Charlotte Perkins Gilman (1914)
On the eve of the First World War, an isolated society entirely comprising Aryan women is discovered by three male explorers. The women reproduce asexually and live in an ideal society without war and domination. This feminist utopia is a 20th-century vehicle for Gilman’s then-unconventional views of male and female behaviour, motherhood, individuality, and sexuality. It is said to be based on Gilman’s version of utopia through Aryan separatism.
Philip Wylie (1978)
At four minutes and 52 seconds past four one afternoon, the world shatters into two parallel universes as men vanish from women and women from men. With families and loved ones separated from one another, life continues very differently as an explosion of violence sweeps one world while stability and peace break down in the other.
Doris Lessing (2007)
In her novel, which has made this year’s International Man Booker shortlist, Lessing portrays a group of near-amphibious women who have no need of men, known as Squirts, as they are impregnated by the wind, wave or moon. But this is no feminist utopia: the women behave brutally, mutilating male babies before placing them on a rock for eagles to devour. The eagles turn out to be the men’s allies, transporting the babies to the forest where they are suckled by does. Lessing reveals she was inspired by a scientific claim that “the primal human stock was probably female, and that males came along later, as a kind of cosmic afterthought”.

• _Provided data_:
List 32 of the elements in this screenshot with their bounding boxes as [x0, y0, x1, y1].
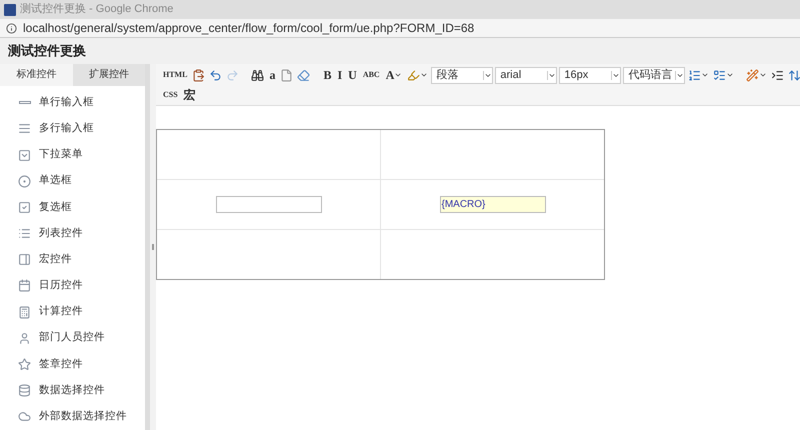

• _Tasks for this exercise_:
**a.** In the novel summaries, what name is given to the near-amphibious women in Lessing's novel?
**b.** Reproduce the passage of the novel summaries between "On the eve of" and "through Aryan separatism.", inclusive.

• _Answers for this exercise_:
**a.** Squirts

**b.**
On the eve of the First World War, an isolated society entirely comprising Aryan women is discovered by three male explorers. The women reproduce asexually and live in an ideal society without war and domination. This feminist utopia is a 20th-century vehicle for Gilman’s then-unconventional views of male and female behaviour, motherhood, individuality, and sexuality. It is said to be based on Gilman’s version of utopia through Aryan separatism.